- _GIVEN DATA_
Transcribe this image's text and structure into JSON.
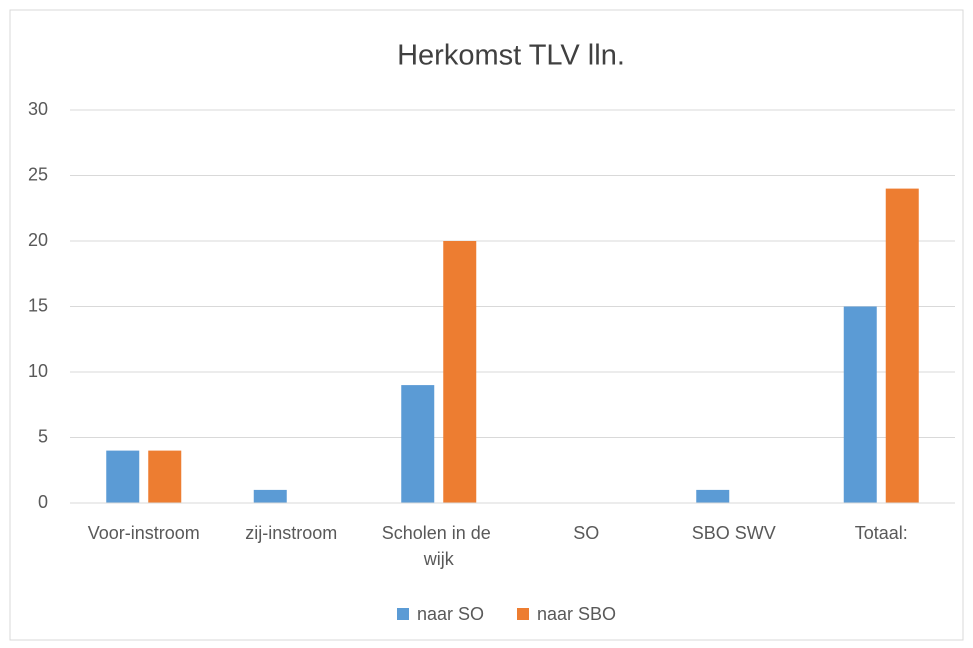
{
  "chart_data": {
    "type": "bar",
    "title": "Herkomst TLV lln.",
    "categories": [
      "Voor-instroom",
      "zij-instroom",
      "Scholen in de wijk",
      "SO",
      "SBO SWV",
      "Totaal:"
    ],
    "series": [
      {
        "name": "naar SO",
        "color": "#5b9bd5",
        "values": [
          4,
          1,
          9,
          0,
          1,
          15
        ]
      },
      {
        "name": "naar SBO",
        "color": "#ed7d31",
        "values": [
          4,
          0,
          20,
          0,
          0,
          24
        ]
      }
    ],
    "ylim": [
      0,
      30
    ],
    "yticks": [
      0,
      5,
      10,
      15,
      20,
      25,
      30
    ],
    "grid": true,
    "legend": "bottom"
  }
}
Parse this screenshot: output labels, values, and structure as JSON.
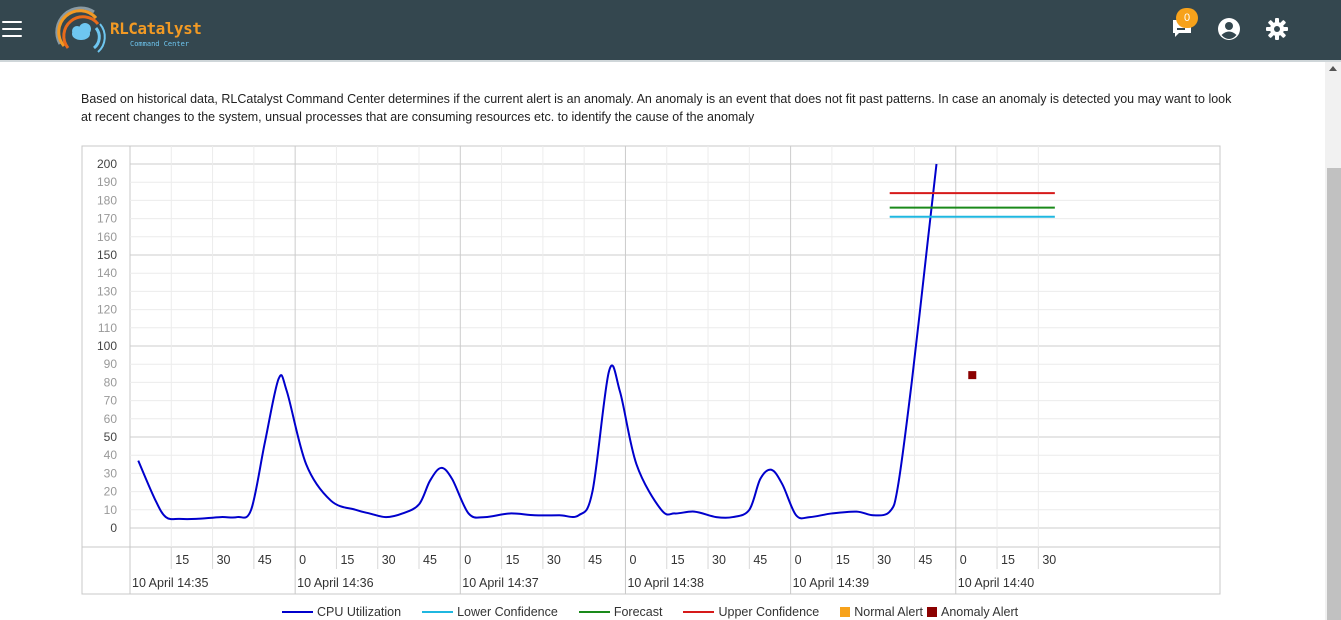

- _THE REQUEST_
Omit the pictures, then output the rest of the listing exactly.

- _COMPLETED TASK_
Transcribe this image's text and structure into JSON.
{
  "chart_data": {
    "type": "bar",
    "title": "Herkomst TLV lln.",
    "categories": [
      "Voor-instroom",
      "zij-instroom",
      "Scholen in de wijk",
      "SO",
      "SBO SWV",
      "Totaal:"
    ],
    "series": [
      {
        "name": "naar SO",
        "color": "#5b9bd5",
        "values": [
          4,
          1,
          9,
          0,
          1,
          15
        ]
      },
      {
        "name": "naar SBO",
        "color": "#ed7d31",
        "values": [
          4,
          0,
          20,
          0,
          0,
          24
        ]
      }
    ],
    "ylim": [
      0,
      30
    ],
    "yticks": [
      0,
      5,
      10,
      15,
      20,
      25,
      30
    ],
    "grid": true,
    "legend": "bottom"
  }
}
Parse this screenshot: output labels, values, and structure as JSON.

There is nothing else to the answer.